▼

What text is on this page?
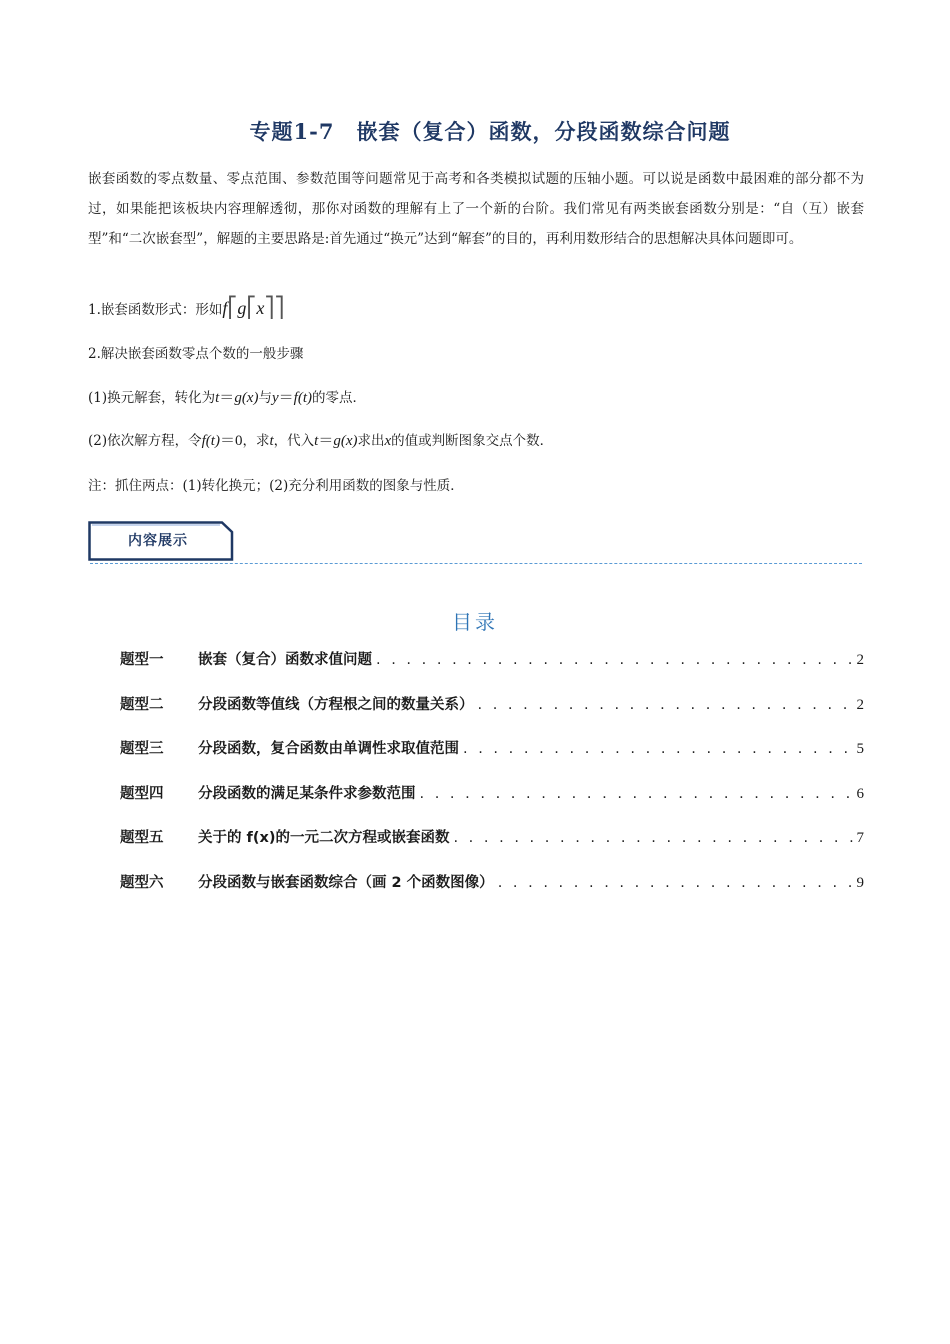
专题1-7　嵌套（复合）函数，分段函数综合问题
嵌套函数的零点数量、零点范围、参数范围等问题常见于高考和各类模拟试题的压轴小题。可以说是函数中最困难的部分都不为过，如果能把该板块内容理解透彻，那你对函数的理解有上了一个新的台阶。我们常见有两类嵌套函数分别是：“自（互）嵌套型”和“二次嵌套型”，解题的主要思路是:首先通过“换元”达到“解套”的目的，再利用数形结合的思想解决具体问题即可。
1.嵌套函数形式：形如f⎡g⎡x⎤⎤
2.解决嵌套函数零点个数的一般步骤
(1)换元解套，转化为t＝g(x)与y＝f(t)的零点．
(2)依次解方程，令f(t)＝0，求t，代入t＝g(x)求出x的值或判断图象交点个数．
注：抓住两点：(1)转化换元；(2)充分利用函数的图象与性质．
内容展示
目录
题型一	嵌套（复合）函数求值问题 . . .	2
题型二	分段函数等值线（方程根之间的数量关系） . . .	2
题型三	分段函数，复合函数由单调性求取值范围 . . .	5
题型四	分段函数的满足某条件求参数范围 . . .	6
题型五	关于的 f(x)的一元二次方程或嵌套函数 . . .	7
题型六	分段函数与嵌套函数综合（画 2 个函数图像） . . .	9
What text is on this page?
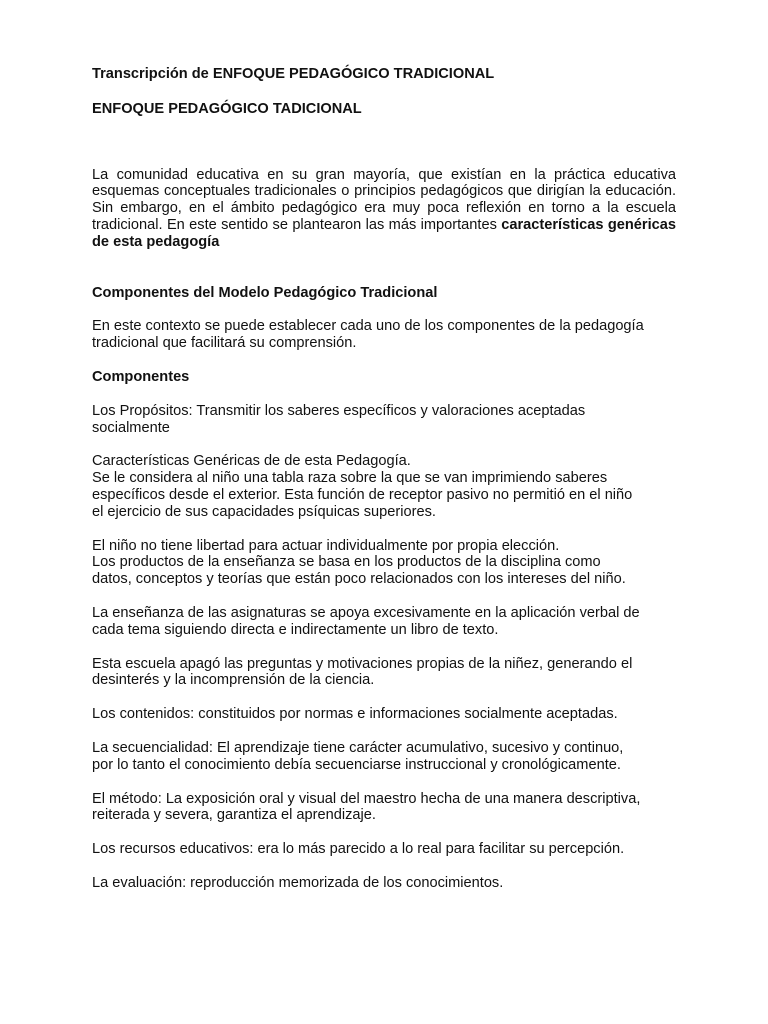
Transcripción de ENFOQUE PEDAGÓGICO TRADICIONAL

ENFOQUE PEDAGÓGICO TADICIONAL

La comunidad educativa en su gran mayoría, que existían en la práctica educativa esquemas conceptuales tradicionales o principios pedagógicos que dirigían la educación. Sin embargo, en el ámbito pedagógico era muy poca reflexión en torno a la escuela tradicional. En este sentido se plantearon las más importantes características genéricas de esta pedagogía

Componentes del Modelo Pedagógico Tradicional

En este contexto se puede establecer cada uno de los componentes de la pedagogía tradicional que facilitará su comprensión.

Componentes

Los Propósitos: Transmitir los saberes específicos y valoraciones aceptadas
socialmente

Características Genéricas de de esta Pedagogía.
Se le considera al niño una tabla raza sobre la que se van imprimiendo saberes
específicos desde el exterior. Esta función de receptor pasivo no permitió en el niño
el ejercicio de sus capacidades psíquicas superiores.

El niño no tiene libertad para actuar individualmente por propia elección.
Los productos de la enseñanza se basa en los productos de la disciplina como
datos, conceptos y teorías que están poco relacionados con los intereses del niño.

La enseñanza de las asignaturas se apoya excesivamente en la aplicación verbal de
cada tema siguiendo directa e indirectamente un libro de texto.

Esta escuela apagó las preguntas y motivaciones propias de la niñez, generando el
desinterés y la incomprensión de la ciencia.

Los contenidos: constituidos por normas e informaciones socialmente aceptadas.

La secuencialidad: El aprendizaje tiene carácter acumulativo, sucesivo y continuo,
por lo tanto el conocimiento debía secuenciarse instruccional y cronológicamente.

El método: La exposición oral y visual del maestro hecha de una manera descriptiva,
reiterada y severa, garantiza el aprendizaje.

Los recursos educativos: era lo más parecido a lo real para facilitar su percepción.

La evaluación: reproducción memorizada de los conocimientos.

▲

* **Stated task**: Note how many lines in the listing above hold the string "enseñanza", then give only that figure.

* **Result for this task**: 2